━━ Dataset content

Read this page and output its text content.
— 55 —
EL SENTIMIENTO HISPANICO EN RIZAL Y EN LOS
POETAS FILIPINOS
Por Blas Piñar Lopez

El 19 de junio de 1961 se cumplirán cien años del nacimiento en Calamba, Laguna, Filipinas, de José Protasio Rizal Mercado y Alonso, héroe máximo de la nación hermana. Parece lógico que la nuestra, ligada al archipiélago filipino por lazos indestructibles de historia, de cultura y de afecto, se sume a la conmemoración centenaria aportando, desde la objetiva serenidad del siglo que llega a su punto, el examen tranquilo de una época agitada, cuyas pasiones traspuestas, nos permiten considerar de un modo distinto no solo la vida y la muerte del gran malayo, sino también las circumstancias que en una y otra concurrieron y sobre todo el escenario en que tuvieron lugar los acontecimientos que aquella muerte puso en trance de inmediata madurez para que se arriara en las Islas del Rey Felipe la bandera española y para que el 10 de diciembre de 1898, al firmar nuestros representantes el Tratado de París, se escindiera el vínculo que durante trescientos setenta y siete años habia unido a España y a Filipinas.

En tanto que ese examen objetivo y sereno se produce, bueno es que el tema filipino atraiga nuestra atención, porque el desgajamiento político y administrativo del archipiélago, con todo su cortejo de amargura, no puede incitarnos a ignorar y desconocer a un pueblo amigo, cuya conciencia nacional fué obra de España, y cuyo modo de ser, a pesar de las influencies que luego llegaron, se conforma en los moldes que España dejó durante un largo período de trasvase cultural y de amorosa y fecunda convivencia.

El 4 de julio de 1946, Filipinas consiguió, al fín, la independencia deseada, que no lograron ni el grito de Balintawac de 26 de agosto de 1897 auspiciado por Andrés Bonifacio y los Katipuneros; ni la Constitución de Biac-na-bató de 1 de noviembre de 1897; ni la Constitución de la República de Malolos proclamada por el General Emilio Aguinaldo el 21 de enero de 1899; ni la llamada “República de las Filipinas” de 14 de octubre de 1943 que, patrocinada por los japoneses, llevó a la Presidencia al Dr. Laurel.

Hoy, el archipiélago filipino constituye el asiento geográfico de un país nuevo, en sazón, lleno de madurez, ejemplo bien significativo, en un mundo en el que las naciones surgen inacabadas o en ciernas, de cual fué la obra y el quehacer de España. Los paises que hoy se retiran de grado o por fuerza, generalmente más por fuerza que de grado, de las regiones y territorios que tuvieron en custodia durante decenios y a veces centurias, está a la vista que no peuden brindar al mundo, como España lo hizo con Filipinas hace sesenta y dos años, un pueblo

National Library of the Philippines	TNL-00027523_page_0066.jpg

━━━━

▸ **Exercise goal**: Write out the data exactly as it stands.

▸ **Output for this task**:
Read this page and output its text content.
— 55 —
EL SENTIMIENTO HISPANICO EN RIZAL Y EN LOS
POETAS FILIPINOS
Por Blas Piñar Lopez

El 19 de junio de 1961 se cumplirán cien años del nacimiento en Calamba, Laguna, Filipinas, de José Protasio Rizal Mercado y Alonso, héroe máximo de la nación hermana. Parece lógico que la nuestra, ligada al archipiélago filipino por lazos indestructibles de historia, de cultura y de afecto, se sume a la conmemoración centenaria aportando, desde la objetiva serenidad del siglo que llega a su punto, el examen tranquilo de una época agitada, cuyas pasiones traspuestas, nos permiten considerar de un modo distinto no solo la vida y la muerte del gran malayo, sino también las circumstancias que en una y otra concurrieron y sobre todo el escenario en que tuvieron lugar los acontecimientos que aquella muerte puso en trance de inmediata madurez para que se arriara en las Islas del Rey Felipe la bandera española y para que el 10 de diciembre de 1898, al firmar nuestros representantes el Tratado de París, se escindiera el vínculo que durante trescientos setenta y siete años habia unido a España y a Filipinas.

En tanto que ese examen objetivo y sereno se produce, bueno es que el tema filipino atraiga nuestra atención, porque el desgajamiento político y administrativo del archipiélago, con todo su cortejo de amargura, no puede incitarnos a ignorar y desconocer a un pueblo amigo, cuya conciencia nacional fué obra de España, y cuyo modo de ser, a pesar de las influencies que luego llegaron, se conforma en los moldes que España dejó durante un largo período de trasvase cultural y de amorosa y fecunda convivencia.

El 4 de julio de 1946, Filipinas consiguió, al fín, la independencia deseada, que no lograron ni el grito de Balintawac de 26 de agosto de 1897 auspiciado por Andrés Bonifacio y los Katipuneros; ni la Constitución de Biac-na-bató de 1 de noviembre de 1897; ni la Constitución de la República de Malolos proclamada por el General Emilio Aguinaldo el 21 de enero de 1899; ni la llamada “República de las Filipinas” de 14 de octubre de 1943 que, patrocinada por los japoneses, llevó a la Presidencia al Dr. Laurel.

Hoy, el archipiélago filipino constituye el asiento geográfico de un país nuevo, en sazón, lleno de madurez, ejemplo bien significativo, en un mundo en el que las naciones surgen inacabadas o en ciernas, de cual fué la obra y el quehacer de España. Los paises que hoy se retiran de grado o por fuerza, generalmente más por fuerza que de grado, de las regiones y territorios que tuvieron en custodia durante decenios y a veces centurias, está a la vista que no peuden brindar al mundo, como España lo hizo con Filipinas hace sesenta y dos años, un pueblo

National Library of the Philippines	TNL-00027523_page_0066.jpg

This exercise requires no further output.